* [WHAT YOU HAVE TO DO]
Report only the number of lines in this material that include the string "együttes".

* [DATA PROVIDED]
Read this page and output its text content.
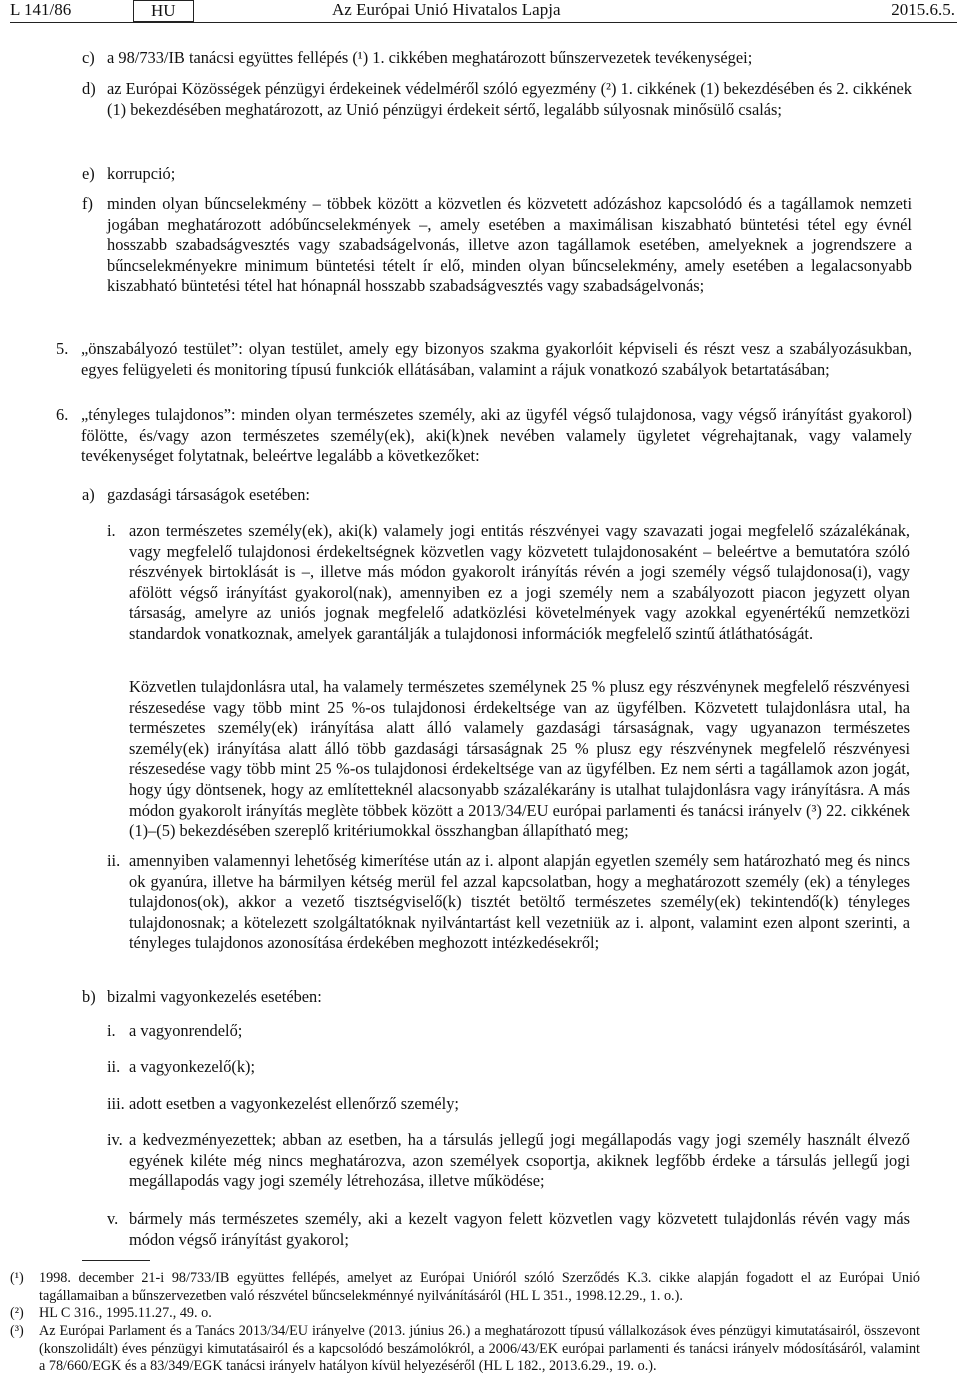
L 141/86	HU	Az Európai Unió Hivatalos Lapja	2015.6.5.
c) a 98/733/IB tanácsi együttes fellépés (¹) 1. cikkében meghatározott bűnszervezetek tevékenységei;
d) az Európai Közösségek pénzügyi érdekeinek védelméről szóló egyezmény (²) 1. cikkének (1) bekezdésében és 2. cikkének (1) bekezdésében meghatározott, az Unió pénzügyi érdekeit sértő, legalább súlyosnak minősülő csalás;
e) korrupció;
f) minden olyan bűncselekmény – többek között a közvetlen és közvetett adózáshoz kapcsolódó és a tagállamok nemzeti jogában meghatározott adóbűncselekmények –, amely esetében a maximálisan kiszabható büntetési tétel egy évnél hosszabb szabadságvesztés vagy szabadságelvonás, illetve azon tagállamok esetében, amelyeknek a jogrendszere a bűncselekményekre minimum büntetési tételt ír elő, minden olyan bűncselekmény, amely esetében a legalacsonyabb kiszabható büntetési tétel hat hónapnál hosszabb szabadságvesztés vagy szabadságelvonás;
5. „önszabályozó testület”: olyan testület, amely egy bizonyos szakma gyakorlóit képviseli és részt vesz a szabályozásukban, egyes felügyeleti és monitoring típusú funkciók ellátásában, valamint a rájuk vonatkozó szabályok betartatásában;
6. „tényleges tulajdonos”: minden olyan természetes személy, aki az ügyfél végső tulajdonosa, vagy végső irányítást gyakorol) fölötte, és/vagy azon természetes személy(ek), aki(k)nek nevében valamely ügyletet végrehajtanak, vagy valamely tevékenységet folytatnak, beleértve legalább a következőket:
a) gazdasági társaságok esetében:
i. azon természetes személy(ek), aki(k) valamely jogi entitás részvényei vagy szavazati jogai megfelelő százalékának, vagy megfelelő tulajdonosi érdekeltségnek közvetlen vagy közvetett tulajdonosaként – beleértve a bemutatóra szóló részvények birtoklását is –, illetve más módon gyakorolt irányítás révén a jogi személy végső tulajdonosa(i), vagy afölött végső irányítást gyakorol(nak), amennyiben ez a jogi személy nem a szabályozott piacon jegyzett olyan társaság, amelyre az uniós jognak megfelelő adatközlési követelmények vagy azokkal egyenértékű nemzetközi standardok vonatkoznak, amelyek garantálják a tulajdonosi információk megfelelő szintű átláthatóságát.
Közvetlen tulajdonlásra utal, ha valamely természetes személynek 25 % plusz egy részvénynek megfelelő részvényesi részesedése vagy több mint 25 %-os tulajdonosi érdekeltsége van az ügyfélben. Közvetett tulajdonlásra utal, ha természetes személy(ek) irányítása alatt álló valamely gazdasági társaságnak, vagy ugyanazon természetes személy(ek) irányítása alatt álló több gazdasági társaságnak 25 % plusz egy részvénynek megfelelő részvényesi részesedése vagy több mint 25 %-os tulajdonosi érdekeltsége van az ügyfélben. Ez nem sérti a tagállamok azon jogát, hogy úgy döntsenek, hogy az említetteknél alacsonyabb százalékarány is utalhat tulajdonlásra vagy irányításra. A más módon gyakorolt irányítás meglète többek között a 2013/34/EU európai parlamenti és tanácsi irányelv (³) 22. cikkének (1)–(5) bekezdésében szereplő kritériumokkal összhangban állapítható meg;
ii. amennyiben valamennyi lehetőség kimerítése után az i. alpont alapján egyetlen személy sem határozható meg és nincs ok gyanúra, illetve ha bármilyen kétség merül fel azzal kapcsolatban, hogy a meghatározott személy (ek) a tényleges tulajdonos(ok), akkor a vezető tisztségviselő(k) tisztét betöltő természetes személy(ek) tekintendő(k) tényleges tulajdonosnak; a kötelezett szolgáltatóknak nyilvántartást kell vezetniük az i. alpont, valamint ezen alpont szerinti, a tényleges tulajdonos azonosítása érdekében meghozott intézkedésekről;
b) bizalmi vagyonkezelés esetében:
i. a vagyonrendelő;
ii. a vagyonkezelő(k);
iii. adott esetben a vagyonkezelést ellenőrző személy;
iv. a kedvezményezettek; abban az esetben, ha a társulás jellegű jogi megállapodás vagy jogi személy használt élvező egyének kiléte még nincs meghatározva, azon személyek csoportja, akiknek legfőbb érdeke a társulás jellegű jogi megállapodás vagy jogi személy létrehozása, illetve működése;
v. bármely más természetes személy, aki a kezelt vagyon felett közvetlen vagy közvetett tulajdonlás révén vagy más módon végső irányítást gyakorol;
(¹) 1998. december 21-i 98/733/IB együttes fellépés, amelyet az Európai Unióról szóló Szerződés K.3. cikke alapján fogadott el az Európai Unió tagállamaiban a bűnszervezetben való részvétel bűncselekménnyé nyilvánításáról (HL L 351., 1998.12.29., 1. o.).
(²) HL C 316., 1995.11.27., 49. o.
(³) Az Európai Parlament és a Tanács 2013/34/EU irányelve (2013. június 26.) a meghatározott típusú vállalkozások éves pénzügyi kimutatásairól, összevont (konszolidált) éves pénzügyi kimutatásairól és a kapcsolódó beszámolókról, a 2006/43/EK európai parlamenti és tanácsi irányelv módosításáról, valamint a 78/660/EGK és a 83/349/EGK tanácsi irányelv hatályon kívül helyezéséről (HL L 182., 2013.6.29., 19. o.).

* [RESPONSE TO THIS TASK]
2